▸ **GIVEN INSTRUCTION**
Copy the lines of the listing verbatim, starting at the line that contains "panel frame 2 — [514, 22, 960, 469]" and ending at the line that contains "callout number 1: 1 — [731, 107, 753, 151]", with both of those lines included.

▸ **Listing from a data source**
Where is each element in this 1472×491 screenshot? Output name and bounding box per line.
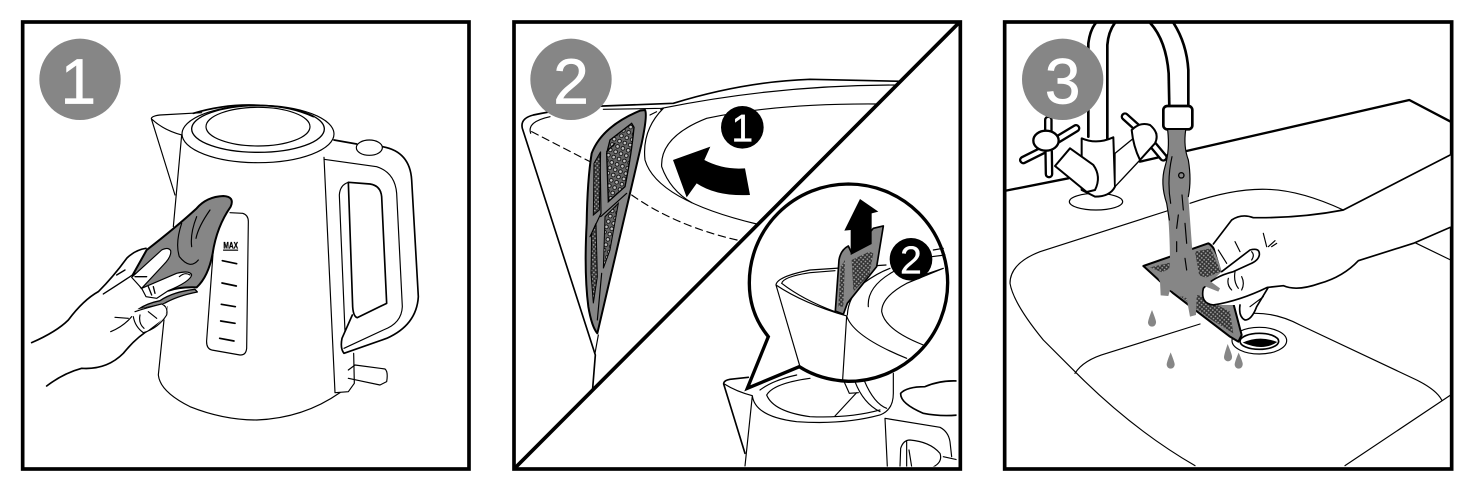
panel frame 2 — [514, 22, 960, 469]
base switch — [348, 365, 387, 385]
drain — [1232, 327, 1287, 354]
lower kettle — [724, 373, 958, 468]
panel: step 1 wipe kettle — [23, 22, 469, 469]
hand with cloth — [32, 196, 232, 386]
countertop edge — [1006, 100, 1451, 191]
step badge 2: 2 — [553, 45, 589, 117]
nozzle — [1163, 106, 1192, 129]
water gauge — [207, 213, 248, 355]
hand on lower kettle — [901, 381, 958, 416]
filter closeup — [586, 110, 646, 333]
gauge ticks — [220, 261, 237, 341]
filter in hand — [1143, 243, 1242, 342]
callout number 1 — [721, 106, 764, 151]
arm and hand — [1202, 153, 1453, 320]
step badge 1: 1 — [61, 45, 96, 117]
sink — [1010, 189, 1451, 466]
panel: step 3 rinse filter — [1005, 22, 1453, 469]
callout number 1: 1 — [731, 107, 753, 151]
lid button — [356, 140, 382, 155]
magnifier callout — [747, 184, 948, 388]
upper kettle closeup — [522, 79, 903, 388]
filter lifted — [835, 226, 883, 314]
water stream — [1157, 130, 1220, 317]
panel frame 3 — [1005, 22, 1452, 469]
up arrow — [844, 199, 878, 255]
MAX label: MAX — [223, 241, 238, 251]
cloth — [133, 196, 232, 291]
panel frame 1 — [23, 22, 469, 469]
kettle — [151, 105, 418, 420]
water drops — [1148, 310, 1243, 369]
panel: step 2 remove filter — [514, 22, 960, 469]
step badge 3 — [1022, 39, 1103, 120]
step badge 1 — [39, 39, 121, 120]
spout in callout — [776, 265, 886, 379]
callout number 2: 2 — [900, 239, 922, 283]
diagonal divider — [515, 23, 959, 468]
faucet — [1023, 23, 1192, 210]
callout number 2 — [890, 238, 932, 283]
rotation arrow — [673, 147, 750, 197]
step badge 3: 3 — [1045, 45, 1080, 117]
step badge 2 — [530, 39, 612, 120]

▸ **ANSWER TO THIS TASK**
panel frame 2 — [514, 22, 960, 469]
base switch — [348, 365, 387, 385]
drain — [1232, 327, 1287, 354]
lower kettle — [724, 373, 958, 468]
panel: step 1 wipe kettle — [23, 22, 469, 469]
hand with cloth — [32, 196, 232, 386]
countertop edge — [1006, 100, 1451, 191]
step badge 2: 2 — [553, 45, 589, 117]
nozzle — [1163, 106, 1192, 129]
water gauge — [207, 213, 248, 355]
hand on lower kettle — [901, 381, 958, 416]
filter closeup — [586, 110, 646, 333]
gauge ticks — [220, 261, 237, 341]
filter in hand — [1143, 243, 1242, 342]
callout number 1 — [721, 106, 764, 151]
arm and hand — [1202, 153, 1453, 320]
step badge 1: 1 — [61, 45, 96, 117]
sink — [1010, 189, 1451, 466]
panel: step 3 rinse filter — [1005, 22, 1453, 469]
callout number 1: 1 — [731, 107, 753, 151]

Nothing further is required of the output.